In the listing below, locate the lines bearing the word "день". Copy every one of them.

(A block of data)
>>>
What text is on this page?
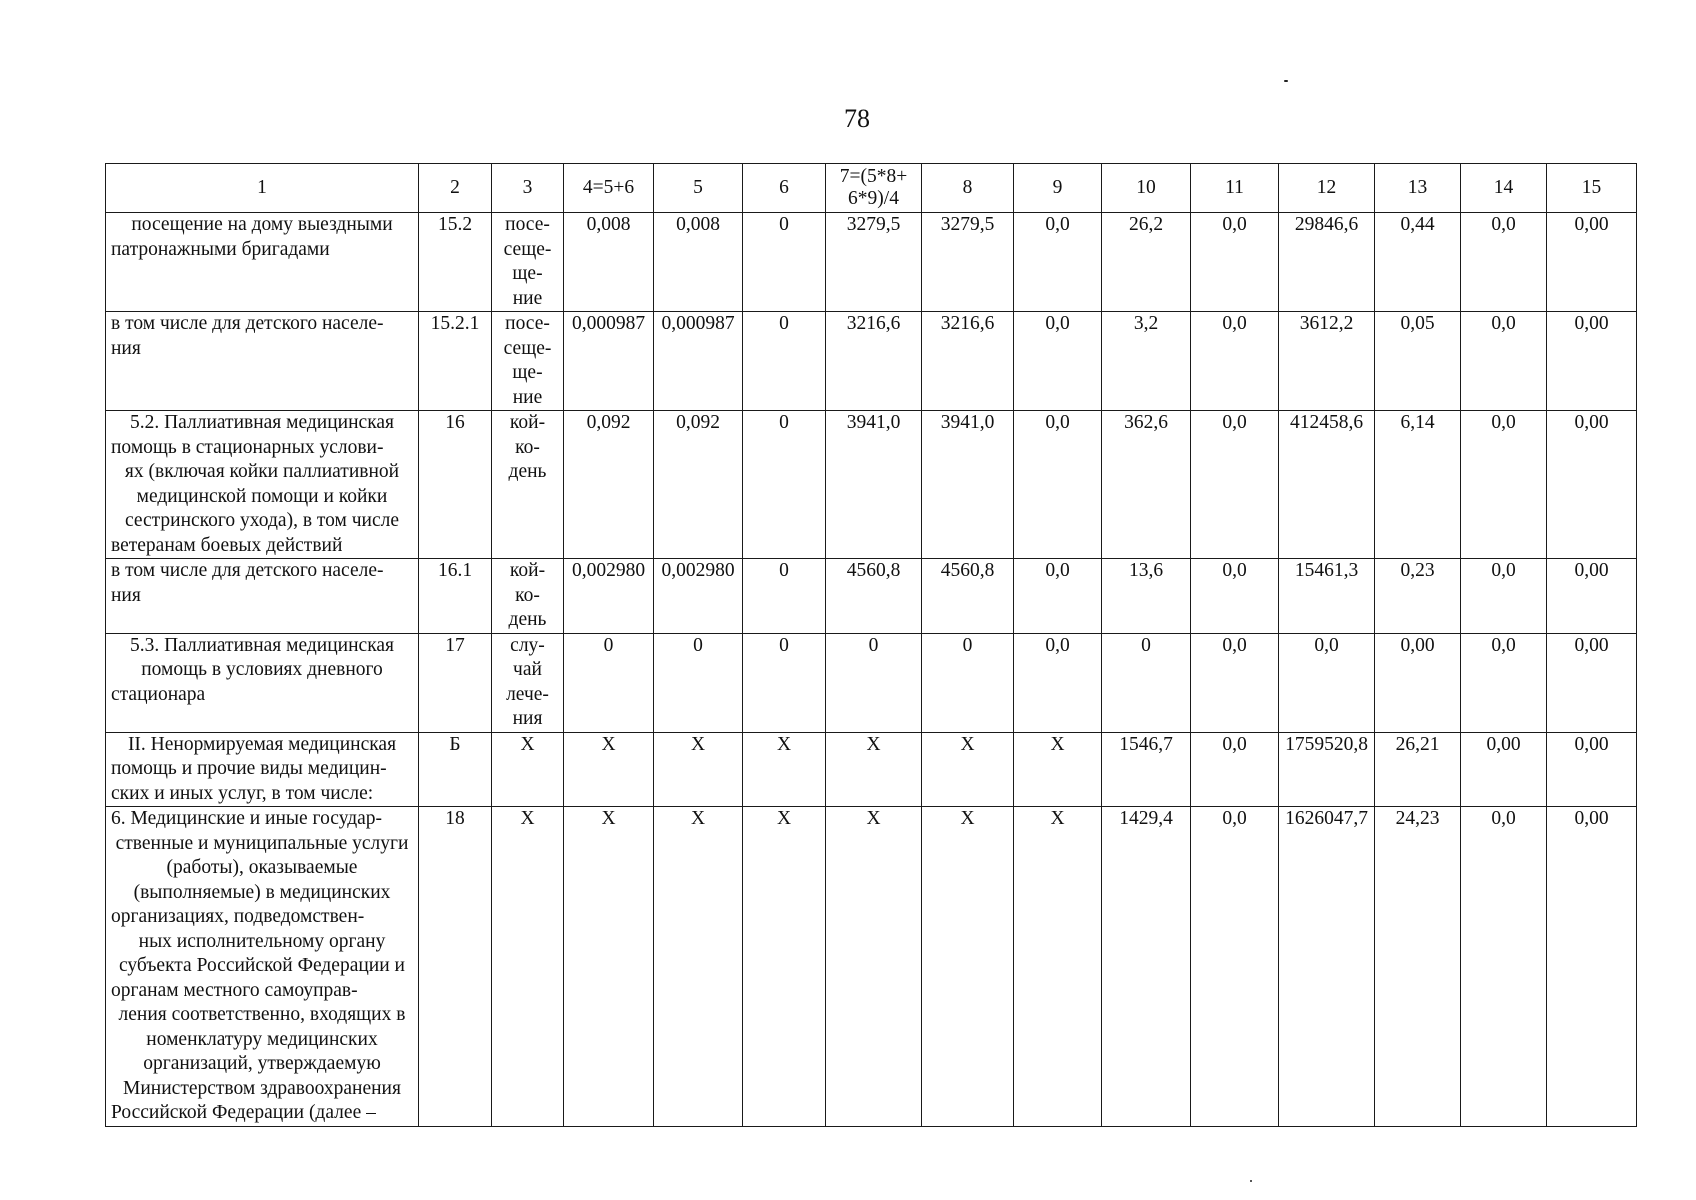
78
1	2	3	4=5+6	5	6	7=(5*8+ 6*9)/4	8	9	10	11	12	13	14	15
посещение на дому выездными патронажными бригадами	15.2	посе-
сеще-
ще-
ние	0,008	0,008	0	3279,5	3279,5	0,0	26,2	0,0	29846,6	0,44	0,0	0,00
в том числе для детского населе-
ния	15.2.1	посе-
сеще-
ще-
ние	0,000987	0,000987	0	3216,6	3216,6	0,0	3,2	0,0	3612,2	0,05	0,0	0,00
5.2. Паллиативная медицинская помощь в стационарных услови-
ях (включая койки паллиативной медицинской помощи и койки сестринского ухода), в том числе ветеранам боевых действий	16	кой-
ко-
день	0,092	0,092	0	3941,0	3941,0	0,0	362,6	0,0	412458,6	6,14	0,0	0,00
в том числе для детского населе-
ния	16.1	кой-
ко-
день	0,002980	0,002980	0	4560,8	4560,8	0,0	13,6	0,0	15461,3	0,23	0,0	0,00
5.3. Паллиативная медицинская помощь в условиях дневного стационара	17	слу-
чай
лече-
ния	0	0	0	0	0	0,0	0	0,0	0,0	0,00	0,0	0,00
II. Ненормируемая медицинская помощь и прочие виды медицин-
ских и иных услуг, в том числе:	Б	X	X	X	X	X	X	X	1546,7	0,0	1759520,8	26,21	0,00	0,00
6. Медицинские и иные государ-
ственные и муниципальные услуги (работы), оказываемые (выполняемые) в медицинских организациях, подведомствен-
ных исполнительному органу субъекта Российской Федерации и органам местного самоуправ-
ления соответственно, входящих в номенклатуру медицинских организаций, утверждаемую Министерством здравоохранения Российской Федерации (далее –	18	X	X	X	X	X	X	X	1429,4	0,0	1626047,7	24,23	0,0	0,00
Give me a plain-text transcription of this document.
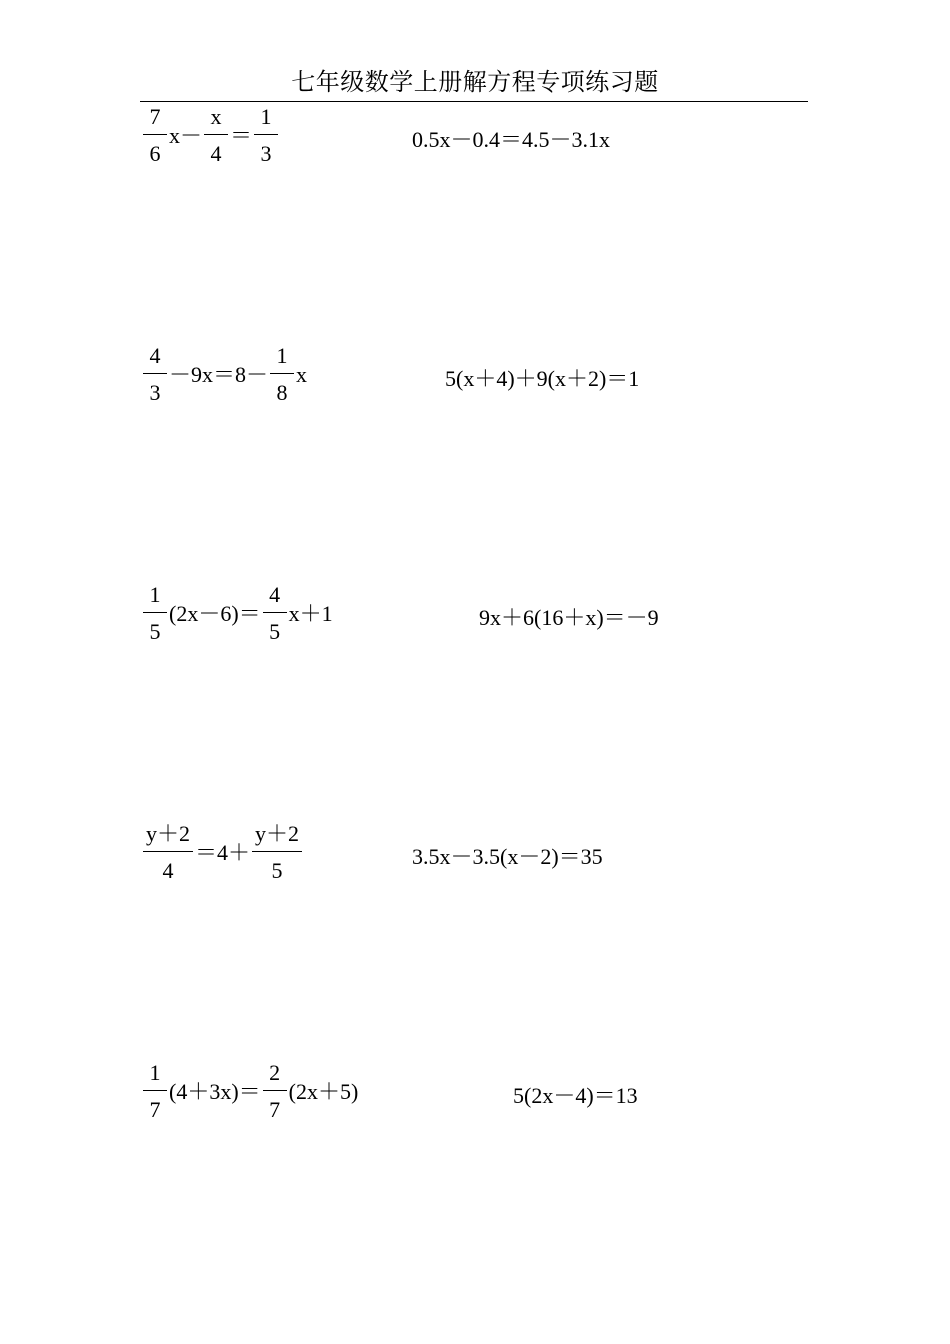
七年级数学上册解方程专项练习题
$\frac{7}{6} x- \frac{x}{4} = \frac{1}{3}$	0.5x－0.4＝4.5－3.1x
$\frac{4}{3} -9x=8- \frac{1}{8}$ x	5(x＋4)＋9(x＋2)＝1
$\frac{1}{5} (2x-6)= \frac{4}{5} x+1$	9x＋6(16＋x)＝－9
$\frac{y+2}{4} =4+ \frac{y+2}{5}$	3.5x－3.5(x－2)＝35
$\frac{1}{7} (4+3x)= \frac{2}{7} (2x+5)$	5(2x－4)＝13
<<<
▸ Response below:
день	0,092	0,092	0	3941,0	3941,0	0,0	362,6	0,0	412458,6	6,14	0,0	0,00
день	0,002980	0,002980	0	4560,8	4560,8	0,0	13,6	0,0	15461,3	0,23	0,0	0,00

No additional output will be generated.